**Goal of the exercise**
Please restate the following records word for word.

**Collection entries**
───
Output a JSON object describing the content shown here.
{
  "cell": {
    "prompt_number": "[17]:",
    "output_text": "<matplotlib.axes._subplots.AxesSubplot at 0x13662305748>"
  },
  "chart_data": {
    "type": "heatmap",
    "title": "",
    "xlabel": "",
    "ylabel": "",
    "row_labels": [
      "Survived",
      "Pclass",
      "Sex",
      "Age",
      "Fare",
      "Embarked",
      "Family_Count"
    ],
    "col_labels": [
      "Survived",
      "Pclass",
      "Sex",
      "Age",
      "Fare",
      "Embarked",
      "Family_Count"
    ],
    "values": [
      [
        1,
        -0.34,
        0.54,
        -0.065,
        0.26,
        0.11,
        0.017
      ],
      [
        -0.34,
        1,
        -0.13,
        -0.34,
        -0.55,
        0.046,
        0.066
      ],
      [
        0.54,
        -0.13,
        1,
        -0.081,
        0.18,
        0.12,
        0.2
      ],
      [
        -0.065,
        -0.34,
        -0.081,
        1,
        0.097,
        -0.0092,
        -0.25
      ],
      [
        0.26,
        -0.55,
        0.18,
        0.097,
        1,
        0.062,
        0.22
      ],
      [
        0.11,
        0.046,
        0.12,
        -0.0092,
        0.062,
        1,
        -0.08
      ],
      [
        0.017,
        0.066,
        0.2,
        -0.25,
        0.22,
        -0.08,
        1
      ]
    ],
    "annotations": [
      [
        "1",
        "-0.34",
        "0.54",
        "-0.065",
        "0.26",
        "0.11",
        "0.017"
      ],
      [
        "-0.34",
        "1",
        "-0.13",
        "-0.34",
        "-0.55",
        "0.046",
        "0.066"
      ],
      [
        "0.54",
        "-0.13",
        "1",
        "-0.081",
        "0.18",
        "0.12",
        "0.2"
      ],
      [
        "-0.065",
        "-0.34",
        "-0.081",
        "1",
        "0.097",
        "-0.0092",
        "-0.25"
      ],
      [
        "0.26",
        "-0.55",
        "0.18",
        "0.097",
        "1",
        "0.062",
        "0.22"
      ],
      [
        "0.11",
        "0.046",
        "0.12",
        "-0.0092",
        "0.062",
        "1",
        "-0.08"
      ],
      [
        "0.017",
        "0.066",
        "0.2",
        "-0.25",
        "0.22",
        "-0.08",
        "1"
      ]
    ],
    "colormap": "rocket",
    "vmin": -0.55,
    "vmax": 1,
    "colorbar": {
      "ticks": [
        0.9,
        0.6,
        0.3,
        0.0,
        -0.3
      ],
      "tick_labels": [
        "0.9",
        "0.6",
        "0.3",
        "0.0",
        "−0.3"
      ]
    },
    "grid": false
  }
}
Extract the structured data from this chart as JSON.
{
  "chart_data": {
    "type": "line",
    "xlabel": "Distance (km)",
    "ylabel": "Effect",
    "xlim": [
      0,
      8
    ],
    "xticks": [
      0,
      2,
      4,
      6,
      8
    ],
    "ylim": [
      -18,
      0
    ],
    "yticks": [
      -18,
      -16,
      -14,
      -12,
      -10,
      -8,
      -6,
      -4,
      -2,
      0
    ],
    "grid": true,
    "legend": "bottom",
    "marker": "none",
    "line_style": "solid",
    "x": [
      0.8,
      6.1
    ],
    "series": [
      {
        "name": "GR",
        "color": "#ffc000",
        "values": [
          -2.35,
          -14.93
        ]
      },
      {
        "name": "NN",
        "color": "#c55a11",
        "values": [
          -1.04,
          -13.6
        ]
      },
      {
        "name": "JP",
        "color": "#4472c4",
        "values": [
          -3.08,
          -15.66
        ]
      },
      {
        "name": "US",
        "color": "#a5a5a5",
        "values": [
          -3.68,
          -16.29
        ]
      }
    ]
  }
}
───
**Worked answer**
Output a JSON object describing the content shown here.
{
  "cell": {
    "prompt_number": "[17]:",
    "output_text": "<matplotlib.axes._subplots.AxesSubplot at 0x13662305748>"
  },
  "chart_data": {
    "type": "heatmap",
    "title": "",
    "xlabel": "",
    "ylabel": "",
    "row_labels": [
      "Survived",
      "Pclass",
      "Sex",
      "Age",
      "Fare",
      "Embarked",
      "Family_Count"
    ],
    "col_labels": [
      "Survived",
      "Pclass",
      "Sex",
      "Age",
      "Fare",
      "Embarked",
      "Family_Count"
    ],
    "values": [
      [
        1,
        -0.34,
        0.54,
        -0.065,
        0.26,
        0.11,
        0.017
      ],
      [
        -0.34,
        1,
        -0.13,
        -0.34,
        -0.55,
        0.046,
        0.066
      ],
      [
        0.54,
        -0.13,
        1,
        -0.081,
        0.18,
        0.12,
        0.2
      ],
      [
        -0.065,
        -0.34,
        -0.081,
        1,
        0.097,
        -0.0092,
        -0.25
      ],
      [
        0.26,
        -0.55,
        0.18,
        0.097,
        1,
        0.062,
        0.22
      ],
      [
        0.11,
        0.046,
        0.12,
        -0.0092,
        0.062,
        1,
        -0.08
      ],
      [
        0.017,
        0.066,
        0.2,
        -0.25,
        0.22,
        -0.08,
        1
      ]
    ],
    "annotations": [
      [
        "1",
        "-0.34",
        "0.54",
        "-0.065",
        "0.26",
        "0.11",
        "0.017"
      ],
      [
        "-0.34",
        "1",
        "-0.13",
        "-0.34",
        "-0.55",
        "0.046",
        "0.066"
      ],
      [
        "0.54",
        "-0.13",
        "1",
        "-0.081",
        "0.18",
        "0.12",
        "0.2"
      ],
      [
        "-0.065",
        "-0.34",
        "-0.081",
        "1",
        "0.097",
        "-0.0092",
        "-0.25"
      ],
      [
        "0.26",
        "-0.55",
        "0.18",
        "0.097",
        "1",
        "0.062",
        "0.22"
      ],
      [
        "0.11",
        "0.046",
        "0.12",
        "-0.0092",
        "0.062",
        "1",
        "-0.08"
      ],
      [
        "0.017",
        "0.066",
        "0.2",
        "-0.25",
        "0.22",
        "-0.08",
        "1"
      ]
    ],
    "colormap": "rocket",
    "vmin": -0.55,
    "vmax": 1,
    "colorbar": {
      "ticks": [
        0.9,
        0.6,
        0.3,
        0.0,
        -0.3
      ],
      "tick_labels": [
        "0.9",
        "0.6",
        "0.3",
        "0.0",
        "−0.3"
      ]
    },
    "grid": false
  }
}
Extract the structured data from this chart as JSON.
{
  "chart_data": {
    "type": "line",
    "xlabel": "Distance (km)",
    "ylabel": "Effect",
    "xlim": [
      0,
      8
    ],
    "xticks": [
      0,
      2,
      4,
      6,
      8
    ],
    "ylim": [
      -18,
      0
    ],
    "yticks": [
      -18,
      -16,
      -14,
      -12,
      -10,
      -8,
      -6,
      -4,
      -2,
      0
    ],
    "grid": true,
    "legend": "bottom",
    "marker": "none",
    "line_style": "solid",
    "x": [
      0.8,
      6.1
    ],
    "series": [
      {
        "name": "GR",
        "color": "#ffc000",
        "values": [
          -2.35,
          -14.93
        ]
      },
      {
        "name": "NN",
        "color": "#c55a11",
        "values": [
          -1.04,
          -13.6
        ]
      },
      {
        "name": "JP",
        "color": "#4472c4",
        "values": [
          -3.08,
          -15.66
        ]
      },
      {
        "name": "US",
        "color": "#a5a5a5",
        "values": [
          -3.68,
          -16.29
        ]
      }
    ]
  }
}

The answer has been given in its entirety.